**AIM:**
Would you return all of this data exactly, leaving nothing out?

**INFORMATION PROVIDED:**

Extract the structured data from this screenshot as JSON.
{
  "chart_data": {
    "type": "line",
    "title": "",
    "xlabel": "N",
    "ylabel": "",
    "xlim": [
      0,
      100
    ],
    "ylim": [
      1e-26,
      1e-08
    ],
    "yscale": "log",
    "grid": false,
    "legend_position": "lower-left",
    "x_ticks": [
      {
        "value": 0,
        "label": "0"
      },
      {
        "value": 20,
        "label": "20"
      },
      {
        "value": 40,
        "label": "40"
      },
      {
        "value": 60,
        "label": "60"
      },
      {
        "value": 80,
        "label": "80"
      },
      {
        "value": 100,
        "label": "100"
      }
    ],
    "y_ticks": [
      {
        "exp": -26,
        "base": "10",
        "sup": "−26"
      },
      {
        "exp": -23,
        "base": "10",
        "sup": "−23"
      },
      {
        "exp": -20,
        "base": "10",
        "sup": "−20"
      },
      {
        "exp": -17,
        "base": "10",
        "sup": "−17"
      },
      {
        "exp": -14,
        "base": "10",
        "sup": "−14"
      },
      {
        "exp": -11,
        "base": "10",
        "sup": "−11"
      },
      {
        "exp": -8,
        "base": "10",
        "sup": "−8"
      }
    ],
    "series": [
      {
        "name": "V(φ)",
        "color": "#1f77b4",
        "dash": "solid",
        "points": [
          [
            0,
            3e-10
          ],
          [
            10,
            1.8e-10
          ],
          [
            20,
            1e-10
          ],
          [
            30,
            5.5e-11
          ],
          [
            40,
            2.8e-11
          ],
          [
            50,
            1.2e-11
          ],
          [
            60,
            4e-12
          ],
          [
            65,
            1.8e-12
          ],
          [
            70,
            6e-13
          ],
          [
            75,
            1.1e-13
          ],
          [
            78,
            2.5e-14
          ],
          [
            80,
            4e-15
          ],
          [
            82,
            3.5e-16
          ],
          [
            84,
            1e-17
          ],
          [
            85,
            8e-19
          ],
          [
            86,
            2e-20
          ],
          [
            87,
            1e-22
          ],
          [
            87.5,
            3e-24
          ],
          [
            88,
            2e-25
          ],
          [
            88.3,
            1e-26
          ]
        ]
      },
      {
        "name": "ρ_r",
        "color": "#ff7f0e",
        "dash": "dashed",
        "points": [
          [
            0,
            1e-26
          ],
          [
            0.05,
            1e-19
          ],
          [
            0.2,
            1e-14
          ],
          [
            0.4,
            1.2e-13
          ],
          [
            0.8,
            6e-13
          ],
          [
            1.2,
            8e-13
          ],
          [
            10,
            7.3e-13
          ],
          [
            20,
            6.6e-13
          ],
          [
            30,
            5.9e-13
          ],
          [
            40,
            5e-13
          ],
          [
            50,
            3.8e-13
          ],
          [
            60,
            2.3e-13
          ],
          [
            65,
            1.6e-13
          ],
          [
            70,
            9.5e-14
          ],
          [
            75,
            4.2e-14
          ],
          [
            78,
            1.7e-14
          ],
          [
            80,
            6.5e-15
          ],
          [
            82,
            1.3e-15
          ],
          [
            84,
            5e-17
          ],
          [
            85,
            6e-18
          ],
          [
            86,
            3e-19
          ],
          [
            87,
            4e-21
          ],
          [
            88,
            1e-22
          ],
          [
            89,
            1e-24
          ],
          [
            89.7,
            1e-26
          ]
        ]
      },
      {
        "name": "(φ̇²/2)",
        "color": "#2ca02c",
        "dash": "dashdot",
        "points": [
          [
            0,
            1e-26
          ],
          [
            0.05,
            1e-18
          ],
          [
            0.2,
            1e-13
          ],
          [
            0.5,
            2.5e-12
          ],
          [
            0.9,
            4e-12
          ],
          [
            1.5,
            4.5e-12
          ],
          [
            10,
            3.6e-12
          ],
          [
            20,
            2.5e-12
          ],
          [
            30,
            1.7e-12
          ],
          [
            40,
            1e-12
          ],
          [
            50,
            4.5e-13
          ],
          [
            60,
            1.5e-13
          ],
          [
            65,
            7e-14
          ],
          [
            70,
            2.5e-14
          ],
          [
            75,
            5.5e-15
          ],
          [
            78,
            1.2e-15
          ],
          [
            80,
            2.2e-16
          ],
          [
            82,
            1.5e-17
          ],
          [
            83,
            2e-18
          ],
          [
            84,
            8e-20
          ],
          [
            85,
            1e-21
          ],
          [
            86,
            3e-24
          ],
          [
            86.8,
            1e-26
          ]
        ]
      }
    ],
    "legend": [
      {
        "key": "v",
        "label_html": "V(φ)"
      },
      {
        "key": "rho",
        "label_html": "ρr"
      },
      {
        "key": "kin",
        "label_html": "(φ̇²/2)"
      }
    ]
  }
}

**EXERCISE ANSWER:**
Extract the structured data from this screenshot as JSON.
{
  "chart_data": {
    "type": "line",
    "title": "",
    "xlabel": "N",
    "ylabel": "",
    "xlim": [
      0,
      100
    ],
    "ylim": [
      1e-26,
      1e-08
    ],
    "yscale": "log",
    "grid": false,
    "legend_position": "lower-left",
    "x_ticks": [
      {
        "value": 0,
        "label": "0"
      },
      {
        "value": 20,
        "label": "20"
      },
      {
        "value": 40,
        "label": "40"
      },
      {
        "value": 60,
        "label": "60"
      },
      {
        "value": 80,
        "label": "80"
      },
      {
        "value": 100,
        "label": "100"
      }
    ],
    "y_ticks": [
      {
        "exp": -26,
        "base": "10",
        "sup": "−26"
      },
      {
        "exp": -23,
        "base": "10",
        "sup": "−23"
      },
      {
        "exp": -20,
        "base": "10",
        "sup": "−20"
      },
      {
        "exp": -17,
        "base": "10",
        "sup": "−17"
      },
      {
        "exp": -14,
        "base": "10",
        "sup": "−14"
      },
      {
        "exp": -11,
        "base": "10",
        "sup": "−11"
      },
      {
        "exp": -8,
        "base": "10",
        "sup": "−8"
      }
    ],
    "series": [
      {
        "name": "V(φ)",
        "color": "#1f77b4",
        "dash": "solid",
        "points": [
          [
            0,
            3e-10
          ],
          [
            10,
            1.8e-10
          ],
          [
            20,
            1e-10
          ],
          [
            30,
            5.5e-11
          ],
          [
            40,
            2.8e-11
          ],
          [
            50,
            1.2e-11
          ],
          [
            60,
            4e-12
          ],
          [
            65,
            1.8e-12
          ],
          [
            70,
            6e-13
          ],
          [
            75,
            1.1e-13
          ],
          [
            78,
            2.5e-14
          ],
          [
            80,
            4e-15
          ],
          [
            82,
            3.5e-16
          ],
          [
            84,
            1e-17
          ],
          [
            85,
            8e-19
          ],
          [
            86,
            2e-20
          ],
          [
            87,
            1e-22
          ],
          [
            87.5,
            3e-24
          ],
          [
            88,
            2e-25
          ],
          [
            88.3,
            1e-26
          ]
        ]
      },
      {
        "name": "ρ_r",
        "color": "#ff7f0e",
        "dash": "dashed",
        "points": [
          [
            0,
            1e-26
          ],
          [
            0.05,
            1e-19
          ],
          [
            0.2,
            1e-14
          ],
          [
            0.4,
            1.2e-13
          ],
          [
            0.8,
            6e-13
          ],
          [
            1.2,
            8e-13
          ],
          [
            10,
            7.3e-13
          ],
          [
            20,
            6.6e-13
          ],
          [
            30,
            5.9e-13
          ],
          [
            40,
            5e-13
          ],
          [
            50,
            3.8e-13
          ],
          [
            60,
            2.3e-13
          ],
          [
            65,
            1.6e-13
          ],
          [
            70,
            9.5e-14
          ],
          [
            75,
            4.2e-14
          ],
          [
            78,
            1.7e-14
          ],
          [
            80,
            6.5e-15
          ],
          [
            82,
            1.3e-15
          ],
          [
            84,
            5e-17
          ],
          [
            85,
            6e-18
          ],
          [
            86,
            3e-19
          ],
          [
            87,
            4e-21
          ],
          [
            88,
            1e-22
          ],
          [
            89,
            1e-24
          ],
          [
            89.7,
            1e-26
          ]
        ]
      },
      {
        "name": "(φ̇²/2)",
        "color": "#2ca02c",
        "dash": "dashdot",
        "points": [
          [
            0,
            1e-26
          ],
          [
            0.05,
            1e-18
          ],
          [
            0.2,
            1e-13
          ],
          [
            0.5,
            2.5e-12
          ],
          [
            0.9,
            4e-12
          ],
          [
            1.5,
            4.5e-12
          ],
          [
            10,
            3.6e-12
          ],
          [
            20,
            2.5e-12
          ],
          [
            30,
            1.7e-12
          ],
          [
            40,
            1e-12
          ],
          [
            50,
            4.5e-13
          ],
          [
            60,
            1.5e-13
          ],
          [
            65,
            7e-14
          ],
          [
            70,
            2.5e-14
          ],
          [
            75,
            5.5e-15
          ],
          [
            78,
            1.2e-15
          ],
          [
            80,
            2.2e-16
          ],
          [
            82,
            1.5e-17
          ],
          [
            83,
            2e-18
          ],
          [
            84,
            8e-20
          ],
          [
            85,
            1e-21
          ],
          [
            86,
            3e-24
          ],
          [
            86.8,
            1e-26
          ]
        ]
      }
    ],
    "legend": [
      {
        "key": "v",
        "label_html": "V(φ)"
      },
      {
        "key": "rho",
        "label_html": "ρr"
      },
      {
        "key": "kin",
        "label_html": "(φ̇²/2)"
      }
    ]
  }
}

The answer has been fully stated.